Data extracted from a collection
-- Start --

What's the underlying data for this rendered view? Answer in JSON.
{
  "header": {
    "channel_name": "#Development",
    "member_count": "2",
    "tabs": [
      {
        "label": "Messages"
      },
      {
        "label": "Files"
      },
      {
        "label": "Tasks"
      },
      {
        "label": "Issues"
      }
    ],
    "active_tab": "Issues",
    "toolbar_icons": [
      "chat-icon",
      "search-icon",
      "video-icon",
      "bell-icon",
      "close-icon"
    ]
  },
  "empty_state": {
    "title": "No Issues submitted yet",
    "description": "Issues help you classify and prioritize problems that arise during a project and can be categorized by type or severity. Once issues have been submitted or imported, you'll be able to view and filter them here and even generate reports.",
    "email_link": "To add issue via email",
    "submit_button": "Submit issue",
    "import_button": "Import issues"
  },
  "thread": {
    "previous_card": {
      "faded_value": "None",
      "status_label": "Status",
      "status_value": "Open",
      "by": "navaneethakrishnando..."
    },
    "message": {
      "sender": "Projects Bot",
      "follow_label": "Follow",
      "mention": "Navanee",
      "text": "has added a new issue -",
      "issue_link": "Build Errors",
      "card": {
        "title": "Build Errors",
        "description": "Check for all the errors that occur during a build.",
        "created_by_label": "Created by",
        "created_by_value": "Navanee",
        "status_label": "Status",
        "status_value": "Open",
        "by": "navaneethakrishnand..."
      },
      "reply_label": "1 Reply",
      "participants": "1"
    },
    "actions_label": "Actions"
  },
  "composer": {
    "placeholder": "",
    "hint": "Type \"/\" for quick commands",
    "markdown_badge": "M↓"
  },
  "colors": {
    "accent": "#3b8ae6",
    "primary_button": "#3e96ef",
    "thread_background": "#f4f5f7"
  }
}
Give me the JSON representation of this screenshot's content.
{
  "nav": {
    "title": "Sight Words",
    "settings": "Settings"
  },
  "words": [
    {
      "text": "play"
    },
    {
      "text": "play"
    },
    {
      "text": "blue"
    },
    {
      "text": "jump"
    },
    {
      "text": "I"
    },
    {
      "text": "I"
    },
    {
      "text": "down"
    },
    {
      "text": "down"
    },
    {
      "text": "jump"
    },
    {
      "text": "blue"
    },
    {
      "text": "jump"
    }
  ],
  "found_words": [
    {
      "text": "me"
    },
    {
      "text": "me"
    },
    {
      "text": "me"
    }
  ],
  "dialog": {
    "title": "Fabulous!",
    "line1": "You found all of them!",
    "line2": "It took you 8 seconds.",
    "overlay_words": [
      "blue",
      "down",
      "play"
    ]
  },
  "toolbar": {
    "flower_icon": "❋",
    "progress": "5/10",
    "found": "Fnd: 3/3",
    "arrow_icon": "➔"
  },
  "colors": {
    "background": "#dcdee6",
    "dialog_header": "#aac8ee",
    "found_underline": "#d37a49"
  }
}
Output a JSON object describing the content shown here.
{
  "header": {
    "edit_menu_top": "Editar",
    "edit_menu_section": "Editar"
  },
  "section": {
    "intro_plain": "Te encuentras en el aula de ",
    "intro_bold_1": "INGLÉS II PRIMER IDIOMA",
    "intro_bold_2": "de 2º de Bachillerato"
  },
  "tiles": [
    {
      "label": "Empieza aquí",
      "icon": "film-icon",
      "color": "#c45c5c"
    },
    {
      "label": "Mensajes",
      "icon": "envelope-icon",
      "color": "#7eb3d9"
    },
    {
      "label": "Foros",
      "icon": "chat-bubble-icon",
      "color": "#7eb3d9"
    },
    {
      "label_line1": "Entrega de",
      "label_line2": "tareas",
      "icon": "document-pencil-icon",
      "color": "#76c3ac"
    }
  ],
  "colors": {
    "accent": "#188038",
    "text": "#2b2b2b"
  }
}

-- End --

• Exercise
Show, from the material above, each line that includes the string "during".

• Final result
    "description": "Issues help you classify and prioritize problems that arise during a project and can be categorized by type or severity. Once issues have been submitted or imported, you'll be able to view and filter them here and even generate reports.",
        "description": "Check for all the errors that occur during a build.",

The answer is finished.